══ Given data

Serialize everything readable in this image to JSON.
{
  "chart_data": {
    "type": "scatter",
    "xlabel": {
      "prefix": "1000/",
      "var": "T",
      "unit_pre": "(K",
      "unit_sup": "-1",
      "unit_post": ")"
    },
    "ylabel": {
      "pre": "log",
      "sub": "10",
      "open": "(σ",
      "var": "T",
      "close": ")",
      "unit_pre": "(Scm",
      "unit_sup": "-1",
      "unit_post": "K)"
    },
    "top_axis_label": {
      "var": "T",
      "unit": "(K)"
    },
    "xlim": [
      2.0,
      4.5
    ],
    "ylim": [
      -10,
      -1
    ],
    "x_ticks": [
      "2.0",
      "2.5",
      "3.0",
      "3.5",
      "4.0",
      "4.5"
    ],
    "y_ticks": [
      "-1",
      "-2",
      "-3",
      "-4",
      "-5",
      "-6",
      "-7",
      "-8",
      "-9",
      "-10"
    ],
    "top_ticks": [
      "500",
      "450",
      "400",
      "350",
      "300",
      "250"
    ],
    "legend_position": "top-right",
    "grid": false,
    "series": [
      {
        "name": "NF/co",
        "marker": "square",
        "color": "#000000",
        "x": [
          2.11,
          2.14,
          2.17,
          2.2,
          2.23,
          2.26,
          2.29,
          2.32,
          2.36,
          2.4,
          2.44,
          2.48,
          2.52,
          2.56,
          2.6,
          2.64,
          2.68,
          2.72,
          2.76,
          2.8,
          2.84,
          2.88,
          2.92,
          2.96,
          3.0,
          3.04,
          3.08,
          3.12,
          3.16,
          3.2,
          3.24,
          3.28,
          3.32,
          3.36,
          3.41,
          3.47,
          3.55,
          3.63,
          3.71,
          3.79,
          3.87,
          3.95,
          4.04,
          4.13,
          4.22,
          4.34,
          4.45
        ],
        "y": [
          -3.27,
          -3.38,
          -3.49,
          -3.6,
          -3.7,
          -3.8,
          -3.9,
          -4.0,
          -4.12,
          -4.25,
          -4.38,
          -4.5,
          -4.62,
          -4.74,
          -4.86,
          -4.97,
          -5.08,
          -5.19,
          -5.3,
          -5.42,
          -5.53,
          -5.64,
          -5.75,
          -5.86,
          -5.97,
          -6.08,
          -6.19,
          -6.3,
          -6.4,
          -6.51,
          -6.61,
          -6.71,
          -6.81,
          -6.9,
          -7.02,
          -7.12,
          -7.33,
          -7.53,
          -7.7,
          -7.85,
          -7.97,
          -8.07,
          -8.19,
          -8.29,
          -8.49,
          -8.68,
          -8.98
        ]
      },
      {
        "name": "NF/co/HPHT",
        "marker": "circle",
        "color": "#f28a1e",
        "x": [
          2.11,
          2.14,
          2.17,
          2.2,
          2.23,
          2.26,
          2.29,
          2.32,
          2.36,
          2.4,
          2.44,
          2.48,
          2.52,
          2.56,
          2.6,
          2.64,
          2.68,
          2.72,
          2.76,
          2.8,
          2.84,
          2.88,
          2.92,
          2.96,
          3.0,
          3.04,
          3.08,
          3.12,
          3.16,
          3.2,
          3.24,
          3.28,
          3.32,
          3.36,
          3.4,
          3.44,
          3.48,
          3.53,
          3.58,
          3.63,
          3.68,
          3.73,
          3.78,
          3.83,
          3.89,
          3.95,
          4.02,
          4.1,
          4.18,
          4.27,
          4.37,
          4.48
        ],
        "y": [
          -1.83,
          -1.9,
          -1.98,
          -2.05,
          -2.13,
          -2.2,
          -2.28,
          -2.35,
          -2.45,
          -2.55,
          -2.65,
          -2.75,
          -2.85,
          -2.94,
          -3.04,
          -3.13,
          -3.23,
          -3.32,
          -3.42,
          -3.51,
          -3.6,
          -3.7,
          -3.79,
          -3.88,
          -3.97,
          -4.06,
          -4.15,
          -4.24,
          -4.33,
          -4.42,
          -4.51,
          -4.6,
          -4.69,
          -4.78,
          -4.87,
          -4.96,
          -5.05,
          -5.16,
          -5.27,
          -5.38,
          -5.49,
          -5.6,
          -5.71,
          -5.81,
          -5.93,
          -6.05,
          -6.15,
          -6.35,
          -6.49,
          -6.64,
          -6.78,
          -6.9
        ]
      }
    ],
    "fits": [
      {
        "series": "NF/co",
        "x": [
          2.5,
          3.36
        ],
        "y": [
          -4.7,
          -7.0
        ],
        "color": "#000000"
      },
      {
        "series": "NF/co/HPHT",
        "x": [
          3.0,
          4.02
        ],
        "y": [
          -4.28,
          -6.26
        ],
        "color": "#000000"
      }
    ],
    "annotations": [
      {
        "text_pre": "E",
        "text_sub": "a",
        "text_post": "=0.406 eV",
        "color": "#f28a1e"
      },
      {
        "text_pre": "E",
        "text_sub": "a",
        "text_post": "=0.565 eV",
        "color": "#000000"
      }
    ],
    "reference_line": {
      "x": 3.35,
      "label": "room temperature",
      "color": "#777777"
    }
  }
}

════

*Given request*:
Exactly reproduce the material above.

*Response to the task*:
Serialize everything readable in this image to JSON.
{
  "chart_data": {
    "type": "scatter",
    "xlabel": {
      "prefix": "1000/",
      "var": "T",
      "unit_pre": "(K",
      "unit_sup": "-1",
      "unit_post": ")"
    },
    "ylabel": {
      "pre": "log",
      "sub": "10",
      "open": "(σ",
      "var": "T",
      "close": ")",
      "unit_pre": "(Scm",
      "unit_sup": "-1",
      "unit_post": "K)"
    },
    "top_axis_label": {
      "var": "T",
      "unit": "(K)"
    },
    "xlim": [
      2.0,
      4.5
    ],
    "ylim": [
      -10,
      -1
    ],
    "x_ticks": [
      "2.0",
      "2.5",
      "3.0",
      "3.5",
      "4.0",
      "4.5"
    ],
    "y_ticks": [
      "-1",
      "-2",
      "-3",
      "-4",
      "-5",
      "-6",
      "-7",
      "-8",
      "-9",
      "-10"
    ],
    "top_ticks": [
      "500",
      "450",
      "400",
      "350",
      "300",
      "250"
    ],
    "legend_position": "top-right",
    "grid": false,
    "series": [
      {
        "name": "NF/co",
        "marker": "square",
        "color": "#000000",
        "x": [
          2.11,
          2.14,
          2.17,
          2.2,
          2.23,
          2.26,
          2.29,
          2.32,
          2.36,
          2.4,
          2.44,
          2.48,
          2.52,
          2.56,
          2.6,
          2.64,
          2.68,
          2.72,
          2.76,
          2.8,
          2.84,
          2.88,
          2.92,
          2.96,
          3.0,
          3.04,
          3.08,
          3.12,
          3.16,
          3.2,
          3.24,
          3.28,
          3.32,
          3.36,
          3.41,
          3.47,
          3.55,
          3.63,
          3.71,
          3.79,
          3.87,
          3.95,
          4.04,
          4.13,
          4.22,
          4.34,
          4.45
        ],
        "y": [
          -3.27,
          -3.38,
          -3.49,
          -3.6,
          -3.7,
          -3.8,
          -3.9,
          -4.0,
          -4.12,
          -4.25,
          -4.38,
          -4.5,
          -4.62,
          -4.74,
          -4.86,
          -4.97,
          -5.08,
          -5.19,
          -5.3,
          -5.42,
          -5.53,
          -5.64,
          -5.75,
          -5.86,
          -5.97,
          -6.08,
          -6.19,
          -6.3,
          -6.4,
          -6.51,
          -6.61,
          -6.71,
          -6.81,
          -6.9,
          -7.02,
          -7.12,
          -7.33,
          -7.53,
          -7.7,
          -7.85,
          -7.97,
          -8.07,
          -8.19,
          -8.29,
          -8.49,
          -8.68,
          -8.98
        ]
      },
      {
        "name": "NF/co/HPHT",
        "marker": "circle",
        "color": "#f28a1e",
        "x": [
          2.11,
          2.14,
          2.17,
          2.2,
          2.23,
          2.26,
          2.29,
          2.32,
          2.36,
          2.4,
          2.44,
          2.48,
          2.52,
          2.56,
          2.6,
          2.64,
          2.68,
          2.72,
          2.76,
          2.8,
          2.84,
          2.88,
          2.92,
          2.96,
          3.0,
          3.04,
          3.08,
          3.12,
          3.16,
          3.2,
          3.24,
          3.28,
          3.32,
          3.36,
          3.4,
          3.44,
          3.48,
          3.53,
          3.58,
          3.63,
          3.68,
          3.73,
          3.78,
          3.83,
          3.89,
          3.95,
          4.02,
          4.1,
          4.18,
          4.27,
          4.37,
          4.48
        ],
        "y": [
          -1.83,
          -1.9,
          -1.98,
          -2.05,
          -2.13,
          -2.2,
          -2.28,
          -2.35,
          -2.45,
          -2.55,
          -2.65,
          -2.75,
          -2.85,
          -2.94,
          -3.04,
          -3.13,
          -3.23,
          -3.32,
          -3.42,
          -3.51,
          -3.6,
          -3.7,
          -3.79,
          -3.88,
          -3.97,
          -4.06,
          -4.15,
          -4.24,
          -4.33,
          -4.42,
          -4.51,
          -4.6,
          -4.69,
          -4.78,
          -4.87,
          -4.96,
          -5.05,
          -5.16,
          -5.27,
          -5.38,
          -5.49,
          -5.6,
          -5.71,
          -5.81,
          -5.93,
          -6.05,
          -6.15,
          -6.35,
          -6.49,
          -6.64,
          -6.78,
          -6.9
        ]
      }
    ],
    "fits": [
      {
        "series": "NF/co",
        "x": [
          2.5,
          3.36
        ],
        "y": [
          -4.7,
          -7.0
        ],
        "color": "#000000"
      },
      {
        "series": "NF/co/HPHT",
        "x": [
          3.0,
          4.02
        ],
        "y": [
          -4.28,
          -6.26
        ],
        "color": "#000000"
      }
    ],
    "annotations": [
      {
        "text_pre": "E",
        "text_sub": "a",
        "text_post": "=0.406 eV",
        "color": "#f28a1e"
      },
      {
        "text_pre": "E",
        "text_sub": "a",
        "text_post": "=0.565 eV",
        "color": "#000000"
      }
    ],
    "reference_line": {
      "x": 3.35,
      "label": "room temperature",
      "color": "#777777"
    }
  }
}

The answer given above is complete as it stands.